--- Cel zadania ---
Kontynuuj forumowy tekst o profesorze filozofii i słoiku, zaczynając zaraz po jego ostatnim zdaniu.

--- Podany tekst ---
Hyde park - Humor
Kubaa - 14-10-2008, 13:46
Boogie - 15-10-2008, 15:03
http://www.mb.org.pl/foru...20cemntarzu.jpg
http://www.mb.org.pl/foru...debe%B6ciak.jpg
to i ja dorzuce hity z naszej-klasy
CikCiak - 16-10-2008, 07:34
Profesor filozofii stanął przed swymi studentami i położył przed sobą kilka przedmiotów.
Kiedy zaczęły się zajęcia, wziął spory słoik po majonezie i wypełnił go po brzegi dużymi kamieniami. Potem zapytał studentów, czy ich zdaniem słój jest pełny.
Oni zaś potwierdzili.
Wtedy profesor wziął pudełko żwiru, wsypał do słoika i lekko potrząsnął. Żwir oczywiście stoczył się w wolną przestrzeń między kamieniami. Profesor ponownie zapytał studentów, czy słoik jest pełny, a oni ze śmiechem przytaknęli. Profesor wziął pudełko piasku i wsypał go, potrząsając słojem. W ten sposób piasek wypełnił pozostałą jeszcze wolną przestrzeń.
Profesor powiedział: "Chciałbym, byście wiedzieli, że ten słój jest jak
wasze życie. Kamienie - to ważne rzeczy w życiu: wasza rodzina,
wasz partner, wasze dzieci, wasze zdrowie. Gdyby nie było wszystkiego innego,
wasze życie i tak byłoby wypełnione. Żwir - to inne, mniej ważne rzeczy:
wasze mieszkanie, wasz dom albo wasze auto. Piasek symbolizuje całkiem drobne rzeczy w życiu, w tym
waszą ciężką pracę. Jeżeli najpierw napełnicie słój piaskiem, nie będzie już miejsca na żwir, a
tym bardziej na kamienie. Tak jest też w życiu: Jeśli poświęcicie całą waszą energię na drobne rzeczy (pracę), nie będziecie jej mieli na rzeczy istotne. Dlatego dbajcie o rzeczy istotne - poświęcajcie czas
waszym dzieciom i waszemu partnerowi, dbajcie o zdrowie. Zostanie
wam jeszcze dość czasu na pracę, dom, zabawę itd. Zważajcie przede wszystkim na duże kamienie - one są tym, co się naprawdę liczy. Reszta to piasek."
Po zajęciach jeden ze studentów wziął słój, wypełniony po brzegi kamieniami, żwirem i piaskiem. Nawet sam profesor zgodził się, że słój jest pełny. Student bez problemu wlał do słoja butelkę piwa.
Piwo wypełniło resztę przestrzeni - wręcz wsiąknęło w piasek - teraz słój był naprawdę pełen.
Morał z tej historii - nieważne, jak bardzo
wasze życie jest wypełnione, zawsze jest jeszcze miejsce na browarka.

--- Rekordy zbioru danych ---
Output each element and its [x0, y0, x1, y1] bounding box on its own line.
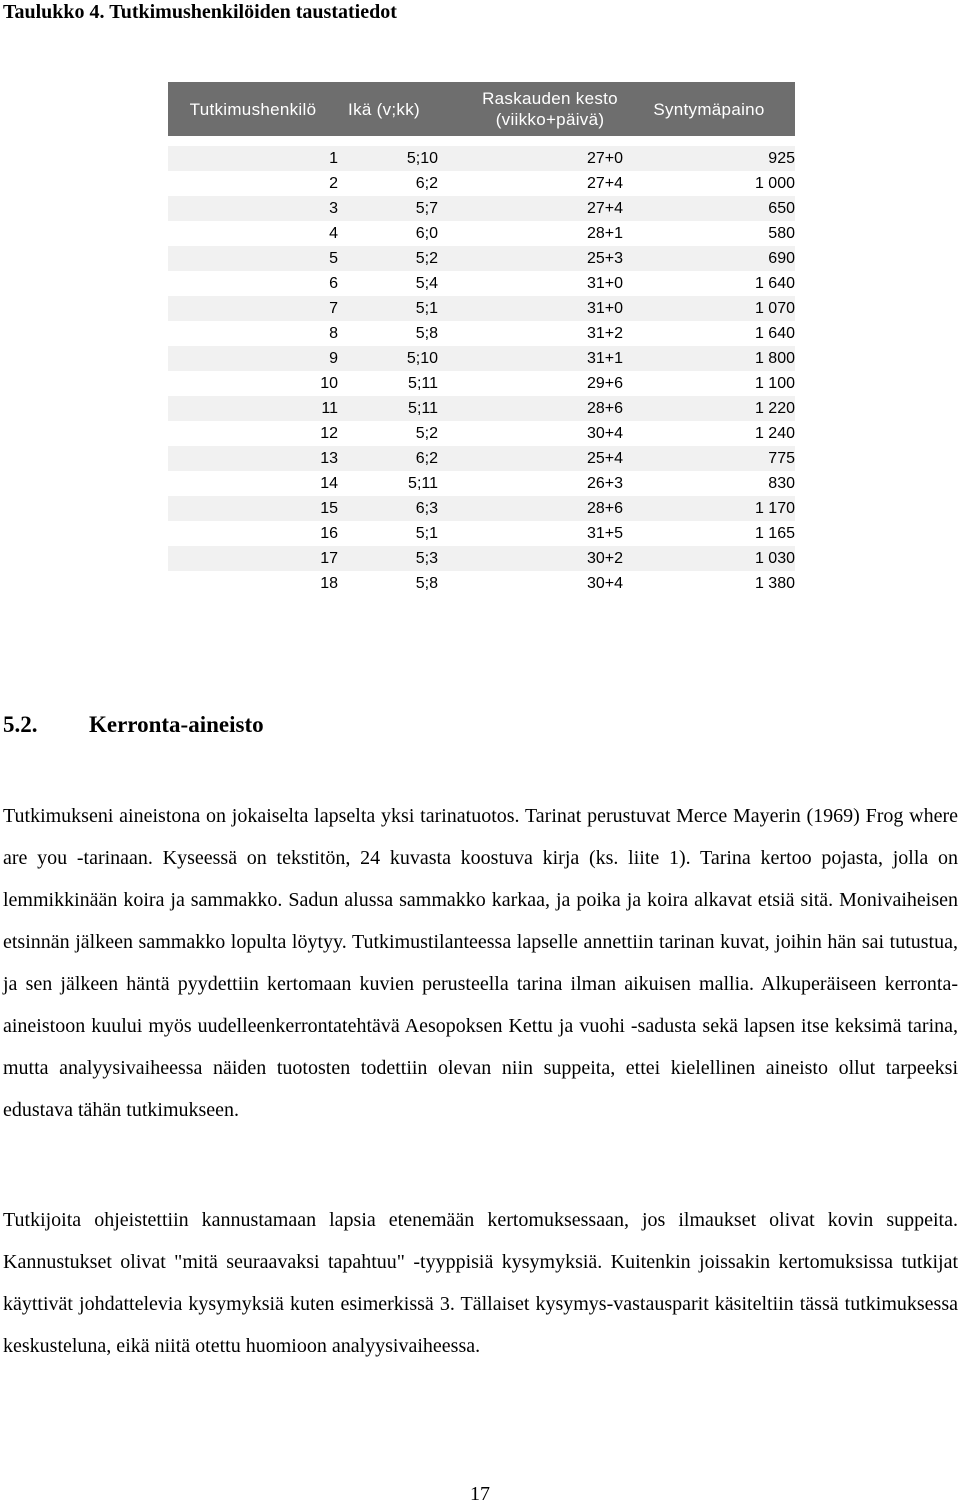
cell-age: 5;4 — [415, 274, 438, 292]
cell-age: 5;1 — [415, 524, 438, 542]
cell-gestation: 28+6 — [438, 396, 623, 421]
table-row — [168, 171, 795, 196]
cell-gestation: 26+3 — [586, 474, 623, 492]
cell-gestation: 29+6 — [586, 374, 623, 392]
table-header-row — [168, 82, 795, 136]
cell-birth-weight: 1 030 — [623, 546, 795, 571]
cell-age: 6;3 — [338, 496, 438, 521]
cell-gestation: 31+2 — [586, 324, 623, 342]
cell-participant: 18 — [320, 574, 338, 592]
cell-birth-weight: 1 640 — [754, 274, 795, 292]
cell-age: 5;8 — [415, 574, 438, 592]
section-heading — [3, 710, 264, 740]
cell-participant: 6 — [329, 274, 338, 292]
cell-birth-weight: 1 240 — [754, 424, 795, 442]
cell-birth-weight: 1 165 — [754, 524, 795, 542]
cell-birth-weight: 1 100 — [754, 374, 795, 392]
cell-birth-weight: 1 070 — [623, 296, 795, 321]
table-row — [168, 471, 795, 496]
cell-participant: 14 — [320, 474, 338, 492]
cell-participant: 5 — [168, 246, 338, 271]
cell-gestation: 31+0 — [438, 296, 623, 321]
cell-gestation: 25+4 — [438, 446, 623, 471]
table-row — [168, 396, 795, 421]
table-row — [168, 296, 795, 321]
cell-birth-weight: 925 — [623, 146, 795, 171]
paragraph-2: Tutkijoita ohjeistettiin kannustamaan lapsia etenemään kertomuksessaan, jos ilmaukset olivat kovin suppeita. Kannustukset olivat "mitä seuraavaksi tapahtuu" -tyyppisiä kysymyksiä. Kuitenkin joissakin kertomuksissa tutkijat käyttivät johdattelevia kysymyksiä kuten esimerkissä 3. Tällaiset kysymys-vastausparit käsiteltiin tässä tutkimuksessa keskusteluna, eikä niitä otettu huomioon analyysivaiheessa. — [3, 1209, 958, 1357]
cell-gestation: 28+6 — [438, 496, 623, 521]
participants-table — [168, 82, 795, 596]
cell-age: 5;11 — [338, 396, 438, 421]
cell-birth-weight: 1 000 — [754, 174, 795, 192]
cell-age: 5;7 — [338, 196, 438, 221]
cell-age: 5;8 — [415, 324, 438, 342]
cell-age: 6;2 — [338, 446, 438, 471]
cell-participant: 12 — [320, 424, 338, 442]
cell-participant: 16 — [320, 524, 338, 542]
cell-gestation: 30+4 — [586, 424, 623, 442]
cell-age: 5;1 — [338, 296, 438, 321]
cell-gestation: 27+4 — [586, 174, 623, 192]
cell-participant: 7 — [168, 296, 338, 321]
table-row — [168, 321, 795, 346]
cell-gestation: 25+3 — [438, 246, 623, 271]
cell-birth-weight: 650 — [623, 196, 795, 221]
cell-participant: 11 — [168, 396, 338, 421]
cell-birth-weight: 690 — [623, 246, 795, 271]
cell-gestation: 31+1 — [438, 346, 623, 371]
cell-age: 6;2 — [415, 174, 438, 192]
cell-participant: 8 — [329, 324, 338, 342]
cell-gestation: 31+5 — [586, 524, 623, 542]
header-gestation — [438, 82, 623, 136]
cell-participant: 10 — [320, 374, 338, 392]
cell-age: 5;11 — [408, 474, 438, 492]
cell-participant: 13 — [168, 446, 338, 471]
cell-birth-weight: 830 — [768, 474, 795, 492]
table-row — [168, 546, 795, 571]
table-row — [168, 271, 795, 296]
table-row — [168, 496, 795, 521]
section-title: Kerronta-aineisto — [89, 712, 264, 737]
table-row — [168, 446, 795, 471]
cell-participant: 9 — [168, 346, 338, 371]
cell-gestation: 30+4 — [586, 574, 623, 592]
cell-age: 5;10 — [338, 146, 438, 171]
cell-birth-weight: 1 640 — [754, 324, 795, 342]
cell-gestation: 27+4 — [438, 196, 623, 221]
cell-age: 5;3 — [338, 546, 438, 571]
table-row — [168, 196, 795, 221]
table-caption: Taulukko 4. Tutkimushenkilöiden taustatiedot — [3, 1, 397, 23]
table-row — [168, 371, 795, 396]
cell-participant: 1 — [168, 146, 338, 171]
cell-participant: 15 — [168, 496, 338, 521]
cell-participant: 4 — [329, 224, 338, 242]
cell-participant: 3 — [168, 196, 338, 221]
table-body — [168, 136, 795, 596]
cell-age: 5;2 — [338, 246, 438, 271]
table-row — [168, 571, 795, 596]
cell-gestation: 27+0 — [438, 146, 623, 171]
header-participant: Tutkimushenkilö — [168, 82, 338, 136]
cell-gestation: 31+0 — [586, 274, 623, 292]
cell-participant: 17 — [168, 546, 338, 571]
cell-birth-weight: 1 170 — [623, 496, 795, 521]
header-gestation-text: Raskauden kesto (viikko+päivä) — [482, 89, 618, 129]
table-row — [168, 346, 795, 371]
cell-birth-weight: 1 800 — [623, 346, 795, 371]
page-number: 17 — [470, 1483, 490, 1505]
header-age: Ikä (v;kk) — [338, 82, 438, 136]
cell-birth-weight: 1 220 — [623, 396, 795, 421]
cell-gestation: 28+1 — [586, 224, 623, 242]
table-row — [168, 246, 795, 271]
header-birth-weight: Syntymäpaino — [623, 82, 795, 136]
cell-birth-weight: 775 — [623, 446, 795, 471]
cell-gestation: 30+2 — [438, 546, 623, 571]
cell-age: 6;0 — [415, 224, 438, 242]
table-row — [168, 421, 795, 446]
cell-birth-weight: 1 380 — [754, 574, 795, 592]
table-row — [168, 221, 795, 246]
table-row — [168, 521, 795, 546]
section-number: 5.2. — [3, 712, 38, 737]
cell-participant: 2 — [329, 174, 338, 192]
cell-age: 5;2 — [415, 424, 438, 442]
paragraph-1: Tutkimukseni aineistona on jokaiselta lapselta yksi tarinatuotos. Tarinat perustuvat Merce Mayerin (1969) Frog where are you -tarinaan. Kyseessä on tekstitön, 24 kuvasta koostuva kirja (ks. liite 1). Tarina kertoo pojasta, jolla on lemmikkinään koira ja sammakko. Sadun alussa sammakko karkaa, ja poika ja koira alkavat etsiä sitä. Monivaiheisen etsinnän jälkeen sammakko lopulta löytyy. Tutkimustilanteessa lapselle annettiin tarinan kuvat, joihin hän sai tutustua, ja sen jälkeen häntä pyydettiin kertomaan kuvien perusteella tarina ilman aikuisen mallia. Alkuperäiseen kerronta-aineistoon kuului myös uudelleenkerrontatehtävä Aesopoksen Kettu ja vuohi -sadusta sekä lapsen itse keksimä tarina, mutta analyysivaiheessa näiden tuotosten todettiin olevan niin suppeita, ettei kielellinen aineisto ollut tarpeeksi edustava tähän tutkimukseen. — [3, 805, 958, 1121]
cell-age: 5;10 — [338, 346, 438, 371]
cell-birth-weight: 580 — [768, 224, 795, 242]
cell-age: 5;11 — [408, 374, 438, 392]
table-row — [168, 146, 795, 171]
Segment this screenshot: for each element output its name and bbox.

--- Rozwiązane zadanie ---
Anonymous - 16-10-2008, 11:49
Rozmowa w tramwaju dwóch dresiarzy:
- Stefan, skasuj bilet.
- Komu?
Co to jest? Cztery łapy i ręka.
-Zadowolony doberman.
Amerykanie przesłuchują złapanego Irakijczyka :
-Name ?
- Abab Usab Arabi
-Sex?
- 4 times a week
-No , sex - male or female ?
- male, female sometimes camel
Facet po studiach dostał pierwszą pracę w supermarkecie.
Pierwszego dnia jego szef mówi:
- Weź miotłę i pozamiataj tu trochę.
- Ależ proszę pana, ja skończyłem SGH!
- Aaa to przepraszam, nie wiedziałem. Więc tak: to jest miotła, a tak się zamiata.
niedziela, 11 godzina rano, pod supermarketem stoi dwóch alkoholików. ze sklepu wychodzi mlode małżeństwo z dwójką dzieci. rodzice niosą po dwie zgrzewki niegazowanej nałęczowianki..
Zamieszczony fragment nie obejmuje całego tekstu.